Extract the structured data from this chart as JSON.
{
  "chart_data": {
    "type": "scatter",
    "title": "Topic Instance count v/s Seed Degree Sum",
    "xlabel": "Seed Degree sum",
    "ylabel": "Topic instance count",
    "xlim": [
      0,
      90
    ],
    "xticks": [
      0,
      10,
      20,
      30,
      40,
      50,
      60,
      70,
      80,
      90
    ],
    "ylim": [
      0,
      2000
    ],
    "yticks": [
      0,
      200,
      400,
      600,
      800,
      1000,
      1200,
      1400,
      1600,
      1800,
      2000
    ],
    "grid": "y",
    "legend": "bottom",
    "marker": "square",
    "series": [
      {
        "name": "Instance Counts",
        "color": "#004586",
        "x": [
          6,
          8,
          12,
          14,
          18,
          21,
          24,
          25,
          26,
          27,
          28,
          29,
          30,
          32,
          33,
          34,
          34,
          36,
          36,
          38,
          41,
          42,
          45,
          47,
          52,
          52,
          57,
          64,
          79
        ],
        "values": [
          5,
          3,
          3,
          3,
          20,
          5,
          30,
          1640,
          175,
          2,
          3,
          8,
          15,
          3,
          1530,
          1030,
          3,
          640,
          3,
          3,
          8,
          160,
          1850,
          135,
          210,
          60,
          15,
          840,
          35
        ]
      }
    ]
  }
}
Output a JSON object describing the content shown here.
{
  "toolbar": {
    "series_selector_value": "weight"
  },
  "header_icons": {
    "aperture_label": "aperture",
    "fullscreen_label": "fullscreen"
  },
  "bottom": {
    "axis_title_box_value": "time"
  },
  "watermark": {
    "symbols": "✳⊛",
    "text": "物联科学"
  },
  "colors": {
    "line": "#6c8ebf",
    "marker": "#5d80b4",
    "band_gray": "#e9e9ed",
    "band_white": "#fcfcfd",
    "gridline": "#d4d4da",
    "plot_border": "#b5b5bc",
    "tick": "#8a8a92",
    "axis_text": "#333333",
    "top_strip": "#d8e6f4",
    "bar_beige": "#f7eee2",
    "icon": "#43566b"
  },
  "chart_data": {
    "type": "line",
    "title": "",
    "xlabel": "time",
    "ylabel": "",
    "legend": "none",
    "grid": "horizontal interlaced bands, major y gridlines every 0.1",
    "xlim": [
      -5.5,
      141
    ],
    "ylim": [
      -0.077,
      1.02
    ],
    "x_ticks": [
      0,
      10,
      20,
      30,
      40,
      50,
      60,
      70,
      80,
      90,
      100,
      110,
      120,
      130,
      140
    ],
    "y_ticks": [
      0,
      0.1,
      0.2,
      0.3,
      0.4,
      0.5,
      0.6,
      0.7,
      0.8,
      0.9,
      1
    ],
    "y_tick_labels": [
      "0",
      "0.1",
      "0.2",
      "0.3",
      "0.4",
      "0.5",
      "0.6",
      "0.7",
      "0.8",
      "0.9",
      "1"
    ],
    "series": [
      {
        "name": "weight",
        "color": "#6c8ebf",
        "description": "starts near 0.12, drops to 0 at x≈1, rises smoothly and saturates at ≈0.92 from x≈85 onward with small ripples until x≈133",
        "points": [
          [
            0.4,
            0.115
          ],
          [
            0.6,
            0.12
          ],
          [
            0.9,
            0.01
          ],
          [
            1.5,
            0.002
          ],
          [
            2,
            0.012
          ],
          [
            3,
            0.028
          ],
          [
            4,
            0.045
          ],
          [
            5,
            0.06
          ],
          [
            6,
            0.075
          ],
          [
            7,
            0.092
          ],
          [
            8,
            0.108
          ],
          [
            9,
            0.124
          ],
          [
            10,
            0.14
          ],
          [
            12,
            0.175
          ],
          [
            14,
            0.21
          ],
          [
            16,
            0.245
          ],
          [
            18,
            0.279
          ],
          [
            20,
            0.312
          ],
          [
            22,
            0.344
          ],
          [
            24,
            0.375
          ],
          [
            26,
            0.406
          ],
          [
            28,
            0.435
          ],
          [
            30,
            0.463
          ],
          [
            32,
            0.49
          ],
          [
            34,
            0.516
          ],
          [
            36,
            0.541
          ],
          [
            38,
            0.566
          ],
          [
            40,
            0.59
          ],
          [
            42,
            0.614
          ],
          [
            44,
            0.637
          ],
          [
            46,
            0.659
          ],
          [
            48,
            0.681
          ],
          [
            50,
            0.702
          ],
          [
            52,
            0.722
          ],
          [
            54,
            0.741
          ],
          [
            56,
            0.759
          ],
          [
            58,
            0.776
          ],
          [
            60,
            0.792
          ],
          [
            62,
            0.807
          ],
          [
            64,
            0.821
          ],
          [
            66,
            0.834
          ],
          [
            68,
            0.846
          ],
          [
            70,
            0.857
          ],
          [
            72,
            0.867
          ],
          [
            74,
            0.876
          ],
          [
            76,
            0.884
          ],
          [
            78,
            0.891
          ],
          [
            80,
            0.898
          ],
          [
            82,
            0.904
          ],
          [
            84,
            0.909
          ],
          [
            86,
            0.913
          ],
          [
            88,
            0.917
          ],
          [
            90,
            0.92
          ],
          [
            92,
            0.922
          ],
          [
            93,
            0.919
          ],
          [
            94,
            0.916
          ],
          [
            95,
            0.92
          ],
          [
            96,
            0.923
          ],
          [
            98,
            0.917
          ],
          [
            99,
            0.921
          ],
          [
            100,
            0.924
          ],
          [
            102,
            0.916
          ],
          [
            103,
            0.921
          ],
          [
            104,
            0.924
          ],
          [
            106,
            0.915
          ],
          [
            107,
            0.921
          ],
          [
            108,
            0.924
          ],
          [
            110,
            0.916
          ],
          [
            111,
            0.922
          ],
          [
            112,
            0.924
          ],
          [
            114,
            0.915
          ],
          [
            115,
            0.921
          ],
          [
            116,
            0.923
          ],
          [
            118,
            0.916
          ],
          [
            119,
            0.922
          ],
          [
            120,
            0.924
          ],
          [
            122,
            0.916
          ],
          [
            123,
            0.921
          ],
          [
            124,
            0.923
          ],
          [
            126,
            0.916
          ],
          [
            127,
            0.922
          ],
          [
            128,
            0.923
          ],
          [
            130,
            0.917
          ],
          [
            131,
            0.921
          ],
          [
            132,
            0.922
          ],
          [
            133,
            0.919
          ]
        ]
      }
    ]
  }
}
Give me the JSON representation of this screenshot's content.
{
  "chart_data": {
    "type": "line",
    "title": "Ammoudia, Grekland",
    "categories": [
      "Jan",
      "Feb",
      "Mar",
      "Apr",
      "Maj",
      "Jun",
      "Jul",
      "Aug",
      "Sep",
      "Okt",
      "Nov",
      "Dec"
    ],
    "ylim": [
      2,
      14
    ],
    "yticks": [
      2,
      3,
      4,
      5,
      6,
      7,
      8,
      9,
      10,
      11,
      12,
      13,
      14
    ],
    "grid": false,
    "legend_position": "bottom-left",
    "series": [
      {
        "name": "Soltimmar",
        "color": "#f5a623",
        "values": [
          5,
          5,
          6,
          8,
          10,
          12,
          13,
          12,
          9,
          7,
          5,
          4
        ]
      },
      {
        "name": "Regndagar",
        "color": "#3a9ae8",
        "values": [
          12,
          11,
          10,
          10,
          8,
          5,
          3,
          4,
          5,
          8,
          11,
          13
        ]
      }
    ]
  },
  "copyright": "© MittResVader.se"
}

+ + +

_What is being asked:_
Each record above should be restated word for word.

_Correct answer:_
Extract the structured data from this chart as JSON.
{
  "chart_data": {
    "type": "scatter",
    "title": "Topic Instance count v/s Seed Degree Sum",
    "xlabel": "Seed Degree sum",
    "ylabel": "Topic instance count",
    "xlim": [
      0,
      90
    ],
    "xticks": [
      0,
      10,
      20,
      30,
      40,
      50,
      60,
      70,
      80,
      90
    ],
    "ylim": [
      0,
      2000
    ],
    "yticks": [
      0,
      200,
      400,
      600,
      800,
      1000,
      1200,
      1400,
      1600,
      1800,
      2000
    ],
    "grid": "y",
    "legend": "bottom",
    "marker": "square",
    "series": [
      {
        "name": "Instance Counts",
        "color": "#004586",
        "x": [
          6,
          8,
          12,
          14,
          18,
          21,
          24,
          25,
          26,
          27,
          28,
          29,
          30,
          32,
          33,
          34,
          34,
          36,
          36,
          38,
          41,
          42,
          45,
          47,
          52,
          52,
          57,
          64,
          79
        ],
        "values": [
          5,
          3,
          3,
          3,
          20,
          5,
          30,
          1640,
          175,
          2,
          3,
          8,
          15,
          3,
          1530,
          1030,
          3,
          640,
          3,
          3,
          8,
          160,
          1850,
          135,
          210,
          60,
          15,
          840,
          35
        ]
      }
    ]
  }
}
Output a JSON object describing the content shown here.
{
  "toolbar": {
    "series_selector_value": "weight"
  },
  "header_icons": {
    "aperture_label": "aperture",
    "fullscreen_label": "fullscreen"
  },
  "bottom": {
    "axis_title_box_value": "time"
  },
  "watermark": {
    "symbols": "✳⊛",
    "text": "物联科学"
  },
  "colors": {
    "line": "#6c8ebf",
    "marker": "#5d80b4",
    "band_gray": "#e9e9ed",
    "band_white": "#fcfcfd",
    "gridline": "#d4d4da",
    "plot_border": "#b5b5bc",
    "tick": "#8a8a92",
    "axis_text": "#333333",
    "top_strip": "#d8e6f4",
    "bar_beige": "#f7eee2",
    "icon": "#43566b"
  },
  "chart_data": {
    "type": "line",
    "title": "",
    "xlabel": "time",
    "ylabel": "",
    "legend": "none",
    "grid": "horizontal interlaced bands, major y gridlines every 0.1",
    "xlim": [
      -5.5,
      141
    ],
    "ylim": [
      -0.077,
      1.02
    ],
    "x_ticks": [
      0,
      10,
      20,
      30,
      40,
      50,
      60,
      70,
      80,
      90,
      100,
      110,
      120,
      130,
      140
    ],
    "y_ticks": [
      0,
      0.1,
      0.2,
      0.3,
      0.4,
      0.5,
      0.6,
      0.7,
      0.8,
      0.9,
      1
    ],
    "y_tick_labels": [
      "0",
      "0.1",
      "0.2",
      "0.3",
      "0.4",
      "0.5",
      "0.6",
      "0.7",
      "0.8",
      "0.9",
      "1"
    ],
    "series": [
      {
        "name": "weight",
        "color": "#6c8ebf",
        "description": "starts near 0.12, drops to 0 at x≈1, rises smoothly and saturates at ≈0.92 from x≈85 onward with small ripples until x≈133",
        "points": [
          [
            0.4,
            0.115
          ],
          [
            0.6,
            0.12
          ],
          [
            0.9,
            0.01
          ],
          [
            1.5,
            0.002
          ],
          [
            2,
            0.012
          ],
          [
            3,
            0.028
          ],
          [
            4,
            0.045
          ],
          [
            5,
            0.06
          ],
          [
            6,
            0.075
          ],
          [
            7,
            0.092
          ],
          [
            8,
            0.108
          ],
          [
            9,
            0.124
          ],
          [
            10,
            0.14
          ],
          [
            12,
            0.175
          ],
          [
            14,
            0.21
          ],
          [
            16,
            0.245
          ],
          [
            18,
            0.279
          ],
          [
            20,
            0.312
          ],
          [
            22,
            0.344
          ],
          [
            24,
            0.375
          ],
          [
            26,
            0.406
          ],
          [
            28,
            0.435
          ],
          [
            30,
            0.463
          ],
          [
            32,
            0.49
          ],
          [
            34,
            0.516
          ],
          [
            36,
            0.541
          ],
          [
            38,
            0.566
          ],
          [
            40,
            0.59
          ],
          [
            42,
            0.614
          ],
          [
            44,
            0.637
          ],
          [
            46,
            0.659
          ],
          [
            48,
            0.681
          ],
          [
            50,
            0.702
          ],
          [
            52,
            0.722
          ],
          [
            54,
            0.741
          ],
          [
            56,
            0.759
          ],
          [
            58,
            0.776
          ],
          [
            60,
            0.792
          ],
          [
            62,
            0.807
          ],
          [
            64,
            0.821
          ],
          [
            66,
            0.834
          ],
          [
            68,
            0.846
          ],
          [
            70,
            0.857
          ],
          [
            72,
            0.867
          ],
          [
            74,
            0.876
          ],
          [
            76,
            0.884
          ],
          [
            78,
            0.891
          ],
          [
            80,
            0.898
          ],
          [
            82,
            0.904
          ],
          [
            84,
            0.909
          ],
          [
            86,
            0.913
          ],
          [
            88,
            0.917
          ],
          [
            90,
            0.92
          ],
          [
            92,
            0.922
          ],
          [
            93,
            0.919
          ],
          [
            94,
            0.916
          ],
          [
            95,
            0.92
          ],
          [
            96,
            0.923
          ],
          [
            98,
            0.917
          ],
          [
            99,
            0.921
          ],
          [
            100,
            0.924
          ],
          [
            102,
            0.916
          ],
          [
            103,
            0.921
          ],
          [
            104,
            0.924
          ],
          [
            106,
            0.915
          ],
          [
            107,
            0.921
          ],
          [
            108,
            0.924
          ],
          [
            110,
            0.916
          ],
          [
            111,
            0.922
          ],
          [
            112,
            0.924
          ],
          [
            114,
            0.915
          ],
          [
            115,
            0.921
          ],
          [
            116,
            0.923
          ],
          [
            118,
            0.916
          ],
          [
            119,
            0.922
          ],
          [
            120,
            0.924
          ],
          [
            122,
            0.916
          ],
          [
            123,
            0.921
          ],
          [
            124,
            0.923
          ],
          [
            126,
            0.916
          ],
          [
            127,
            0.922
          ],
          [
            128,
            0.923
          ],
          [
            130,
            0.917
          ],
          [
            131,
            0.921
          ],
          [
            132,
            0.922
          ],
          [
            133,
            0.919
          ]
        ]
      }
    ]
  }
}
Give me the JSON representation of this screenshot's content.
{
  "chart_data": {
    "type": "line",
    "title": "Ammoudia, Grekland",
    "categories": [
      "Jan",
      "Feb",
      "Mar",
      "Apr",
      "Maj",
      "Jun",
      "Jul",
      "Aug",
      "Sep",
      "Okt",
      "Nov",
      "Dec"
    ],
    "ylim": [
      2,
      14
    ],
    "yticks": [
      2,
      3,
      4,
      5,
      6,
      7,
      8,
      9,
      10,
      11,
      12,
      13,
      14
    ],
    "grid": false,
    "legend_position": "bottom-left",
    "series": [
      {
        "name": "Soltimmar",
        "color": "#f5a623",
        "values": [
          5,
          5,
          6,
          8,
          10,
          12,
          13,
          12,
          9,
          7,
          5,
          4
        ]
      },
      {
        "name": "Regndagar",
        "color": "#3a9ae8",
        "values": [
          12,
          11,
          10,
          10,
          8,
          5,
          3,
          4,
          5,
          8,
          11,
          13
        ]
      }
    ]
  },
  "copyright": "© MittResVader.se"
}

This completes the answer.